Problem description: Give an exact copy of every line, leaving images out.

(Extracted data entries)
# # # # #
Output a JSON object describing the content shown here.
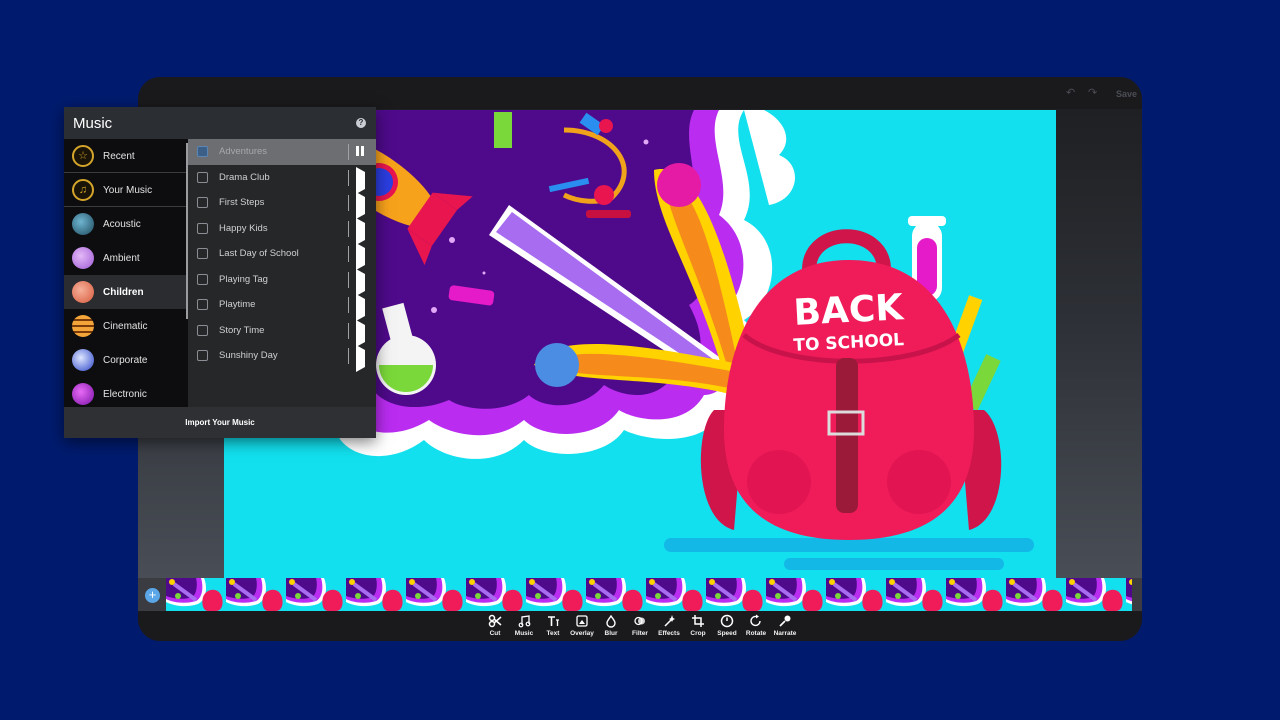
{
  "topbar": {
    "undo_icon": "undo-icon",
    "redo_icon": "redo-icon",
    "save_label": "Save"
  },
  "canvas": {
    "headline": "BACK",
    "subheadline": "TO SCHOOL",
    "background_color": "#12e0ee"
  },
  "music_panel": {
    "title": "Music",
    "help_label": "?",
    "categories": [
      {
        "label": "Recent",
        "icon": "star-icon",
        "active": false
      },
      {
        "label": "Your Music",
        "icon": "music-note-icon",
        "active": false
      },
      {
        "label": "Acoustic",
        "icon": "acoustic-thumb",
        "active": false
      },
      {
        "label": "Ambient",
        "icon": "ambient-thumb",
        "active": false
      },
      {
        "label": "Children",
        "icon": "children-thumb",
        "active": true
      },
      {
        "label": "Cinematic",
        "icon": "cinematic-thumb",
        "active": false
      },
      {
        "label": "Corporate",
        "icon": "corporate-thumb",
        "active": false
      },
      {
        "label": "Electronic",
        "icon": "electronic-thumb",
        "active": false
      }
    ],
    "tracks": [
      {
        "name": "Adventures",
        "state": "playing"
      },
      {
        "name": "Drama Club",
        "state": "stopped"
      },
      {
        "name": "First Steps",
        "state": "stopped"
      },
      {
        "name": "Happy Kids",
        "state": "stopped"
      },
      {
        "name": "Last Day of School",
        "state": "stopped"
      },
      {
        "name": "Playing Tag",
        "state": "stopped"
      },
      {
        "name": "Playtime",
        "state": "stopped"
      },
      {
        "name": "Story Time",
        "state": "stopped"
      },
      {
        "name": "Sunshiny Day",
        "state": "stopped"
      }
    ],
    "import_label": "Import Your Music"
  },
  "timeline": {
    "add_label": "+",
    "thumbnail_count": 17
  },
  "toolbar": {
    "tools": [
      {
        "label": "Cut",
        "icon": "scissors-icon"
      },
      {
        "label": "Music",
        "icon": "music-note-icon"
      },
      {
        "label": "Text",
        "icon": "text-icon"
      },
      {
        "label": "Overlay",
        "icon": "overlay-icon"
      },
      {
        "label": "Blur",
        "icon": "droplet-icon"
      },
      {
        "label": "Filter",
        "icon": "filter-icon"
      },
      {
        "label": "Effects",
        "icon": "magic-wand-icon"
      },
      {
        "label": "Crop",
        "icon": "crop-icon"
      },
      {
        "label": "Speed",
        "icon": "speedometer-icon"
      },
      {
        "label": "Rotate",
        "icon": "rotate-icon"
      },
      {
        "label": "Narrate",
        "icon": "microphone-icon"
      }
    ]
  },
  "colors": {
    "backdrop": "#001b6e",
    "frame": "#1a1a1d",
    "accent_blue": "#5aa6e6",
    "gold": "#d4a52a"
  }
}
# # # # #
Result of this exercise:
Output a JSON object describing the content shown here.
{
  "topbar": {
    "undo_icon": "undo-icon",
    "redo_icon": "redo-icon",
    "save_label": "Save"
  },
  "canvas": {
    "headline": "BACK",
    "subheadline": "TO SCHOOL",
    "background_color": "#12e0ee"
  },
  "music_panel": {
    "title": "Music",
    "help_label": "?",
    "categories": [
      {
        "label": "Recent",
        "icon": "star-icon",
        "active": false
      },
      {
        "label": "Your Music",
        "icon": "music-note-icon",
        "active": false
      },
      {
        "label": "Acoustic",
        "icon": "acoustic-thumb",
        "active": false
      },
      {
        "label": "Ambient",
        "icon": "ambient-thumb",
        "active": false
      },
      {
        "label": "Children",
        "icon": "children-thumb",
        "active": true
      },
      {
        "label": "Cinematic",
        "icon": "cinematic-thumb",
        "active": false
      },
      {
        "label": "Corporate",
        "icon": "corporate-thumb",
        "active": false
      },
      {
        "label": "Electronic",
        "icon": "electronic-thumb",
        "active": false
      }
    ],
    "tracks": [
      {
        "name": "Adventures",
        "state": "playing"
      },
      {
        "name": "Drama Club",
        "state": "stopped"
      },
      {
        "name": "First Steps",
        "state": "stopped"
      },
      {
        "name": "Happy Kids",
        "state": "stopped"
      },
      {
        "name": "Last Day of School",
        "state": "stopped"
      },
      {
        "name": "Playing Tag",
        "state": "stopped"
      },
      {
        "name": "Playtime",
        "state": "stopped"
      },
      {
        "name": "Story Time",
        "state": "stopped"
      },
      {
        "name": "Sunshiny Day",
        "state": "stopped"
      }
    ],
    "import_label": "Import Your Music"
  },
  "timeline": {
    "add_label": "+",
    "thumbnail_count": 17
  },
  "toolbar": {
    "tools": [
      {
        "label": "Cut",
        "icon": "scissors-icon"
      },
      {
        "label": "Music",
        "icon": "music-note-icon"
      },
      {
        "label": "Text",
        "icon": "text-icon"
      },
      {
        "label": "Overlay",
        "icon": "overlay-icon"
      },
      {
        "label": "Blur",
        "icon": "droplet-icon"
      },
      {
        "label": "Filter",
        "icon": "filter-icon"
      },
      {
        "label": "Effects",
        "icon": "magic-wand-icon"
      },
      {
        "label": "Crop",
        "icon": "crop-icon"
      },
      {
        "label": "Speed",
        "icon": "speedometer-icon"
      },
      {
        "label": "Rotate",
        "icon": "rotate-icon"
      },
      {
        "label": "Narrate",
        "icon": "microphone-icon"
      }
    ]
  },
  "colors": {
    "backdrop": "#001b6e",
    "frame": "#1a1a1d",
    "accent_blue": "#5aa6e6",
    "gold": "#d4a52a"
  }
}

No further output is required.